Stored data:
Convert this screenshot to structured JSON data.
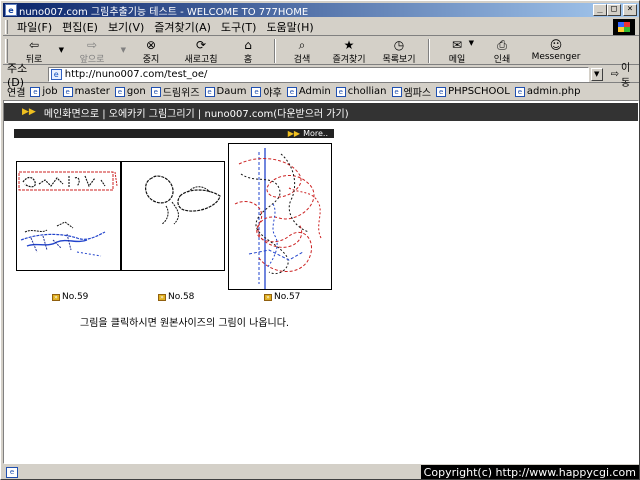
{
  "window": {
    "title": "nuno007.com 그림추출기능 테스트 - WELCOME TO 777HOME",
    "minimize": "_",
    "maximize": "□",
    "close": "×"
  },
  "menu": {
    "items": [
      "파일(F)",
      "편집(E)",
      "보기(V)",
      "즐겨찾기(A)",
      "도구(T)",
      "도움말(H)"
    ]
  },
  "toolbar": {
    "back": "뒤로",
    "forward": "앞으로",
    "stop": "중지",
    "refresh": "새로고침",
    "home": "홈",
    "search": "검색",
    "favorites": "즐겨찾기",
    "history": "목록보기",
    "mail": "메일",
    "print": "인쇄",
    "messenger": "Messenger"
  },
  "address": {
    "label": "주소(D)",
    "url": "http://nuno007.com/test_oe/",
    "go": "이동"
  },
  "links": {
    "label": "연결",
    "items": [
      "job",
      "master",
      "gon",
      "드림위즈",
      "Daum",
      "야후",
      "Admin",
      "chollian",
      "엠파스",
      "PHPSCHOOL",
      "admin.php"
    ]
  },
  "page": {
    "nav_text": "메인화면으로 | 오에카키 그림그리기 | nuno007.com(다운받으러 가기)",
    "more": "More..",
    "thumbnails": [
      {
        "caption": "No.59"
      },
      {
        "caption": "No.58"
      },
      {
        "caption": "No.57"
      }
    ],
    "notice": "그림을 클릭하시면 원본사이즈의 그림이 나옵니다."
  },
  "status": {
    "text": "",
    "copyright": "Copyright(c) http://www.happycgi.com"
  },
  "colors": {
    "titlebar_start": "#0a246a",
    "titlebar_end": "#a6caf0",
    "navbar_bg": "#333333",
    "accent_arrow": "#f0c020"
  }
}
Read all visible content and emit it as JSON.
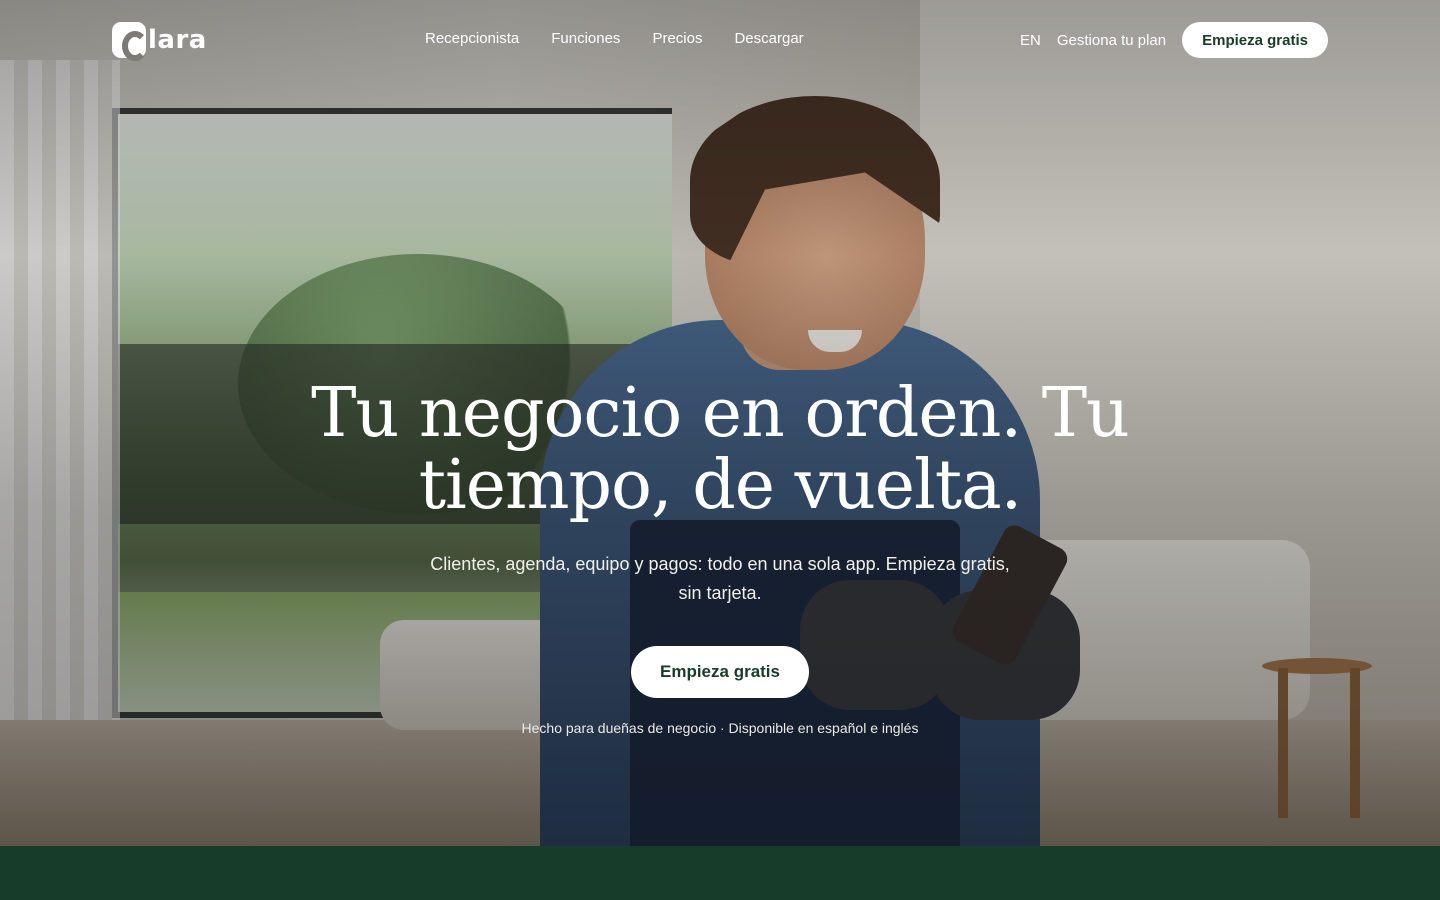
{
  "brand": {
    "logo_text": "lara",
    "accent_color": "#173d2a"
  },
  "nav": {
    "links": [
      "Recepcionista",
      "Funciones",
      "Precios",
      "Descargar"
    ],
    "language": "EN",
    "manage_plan": "Gestiona tu plan",
    "cta": "Empieza gratis"
  },
  "hero": {
    "headline": "Tu negocio en orden. Tu tiempo, de vuelta.",
    "subtitle": "Clientes, agenda, equipo y pagos: todo en una sola app. Empieza gratis, sin tarjeta.",
    "cta": "Empieza gratis",
    "footnote": "Hecho para dueñas de negocio · Disponible en español e inglés"
  }
}
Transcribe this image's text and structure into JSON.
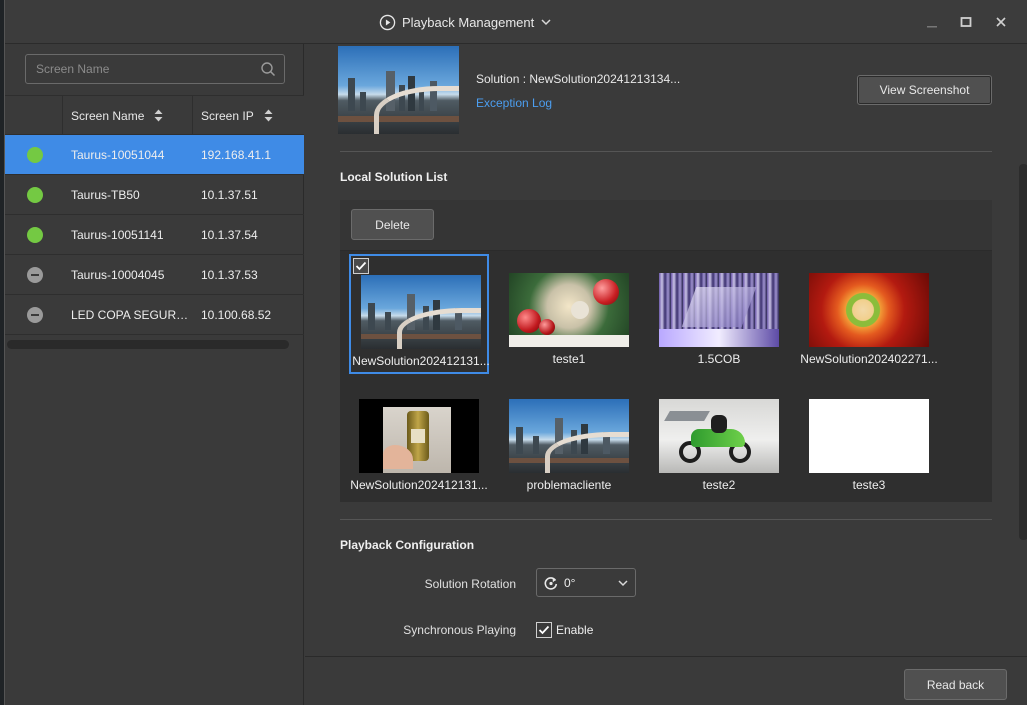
{
  "window": {
    "title": "Playback Management",
    "controls": {
      "minimize": "minimize-icon",
      "maximize": "maximize-icon",
      "close": "close-icon"
    }
  },
  "screens": {
    "search_placeholder": "Screen Name",
    "columns": {
      "name": "Screen Name",
      "ip": "Screen IP"
    },
    "rows": [
      {
        "name": "Taurus-10051044",
        "ip": "192.168.41.1",
        "status": "online",
        "selected": true
      },
      {
        "name": "Taurus-TB50",
        "ip": "10.1.37.51",
        "status": "online",
        "selected": false
      },
      {
        "name": "Taurus-10051141",
        "ip": "10.1.37.54",
        "status": "online",
        "selected": false
      },
      {
        "name": "Taurus-10004045",
        "ip": "10.1.37.53",
        "status": "offline",
        "selected": false
      },
      {
        "name": "LED COPA SEGURAN...",
        "ip": "10.100.68.52",
        "status": "offline",
        "selected": false
      }
    ]
  },
  "current": {
    "solution": "Solution : NewSolution20241213134...",
    "exception_log": "Exception Log",
    "view_screenshot": "View Screenshot"
  },
  "local_list": {
    "title": "Local Solution List",
    "delete": "Delete",
    "items": [
      {
        "label": "NewSolution202412131...",
        "thumb": "city",
        "selected": true
      },
      {
        "label": "teste1",
        "thumb": "christmas",
        "selected": false
      },
      {
        "label": "1.5COB",
        "thumb": "glitch",
        "selected": false
      },
      {
        "label": "NewSolution202402271...",
        "thumb": "red-circle",
        "selected": false
      },
      {
        "label": "NewSolution202412131...",
        "thumb": "bottle",
        "selected": false
      },
      {
        "label": "problemacliente",
        "thumb": "city",
        "selected": false
      },
      {
        "label": "teste2",
        "thumb": "motorbike",
        "selected": false
      },
      {
        "label": "teste3",
        "thumb": "white",
        "selected": false
      }
    ]
  },
  "config": {
    "title": "Playback Configuration",
    "rotation_label": "Solution Rotation",
    "rotation_value": "0°",
    "sync_label": "Synchronous Playing",
    "sync_option": "Enable",
    "sync_checked": true
  },
  "footer": {
    "read_back": "Read back"
  },
  "colors": {
    "accent": "#3f8be6",
    "online": "#74c943",
    "offline": "#9a9a9a",
    "link": "#4c9ef0"
  }
}
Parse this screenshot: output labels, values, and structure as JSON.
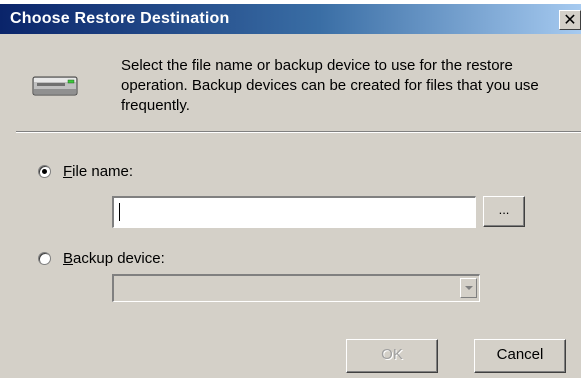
{
  "window": {
    "title": "Choose Restore Destination",
    "close_glyph": "✕"
  },
  "intro": {
    "icon": "backup-device-icon",
    "text": "Select the file name or backup device to use for the restore operation.  Backup devices can be created for files that you use frequently."
  },
  "file_name": {
    "mnemonic": "F",
    "label_rest": "ile name:",
    "selected": true,
    "value": "",
    "browse_label": "..."
  },
  "backup_device": {
    "mnemonic": "B",
    "label_rest": "ackup device:",
    "selected": false,
    "value": ""
  },
  "buttons": {
    "ok": "OK",
    "cancel": "Cancel"
  }
}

* **Problem statement**
The word "http" may occur in lines of the records. Report how many such lines there are, giving only the number.

* **Answer to this task**
2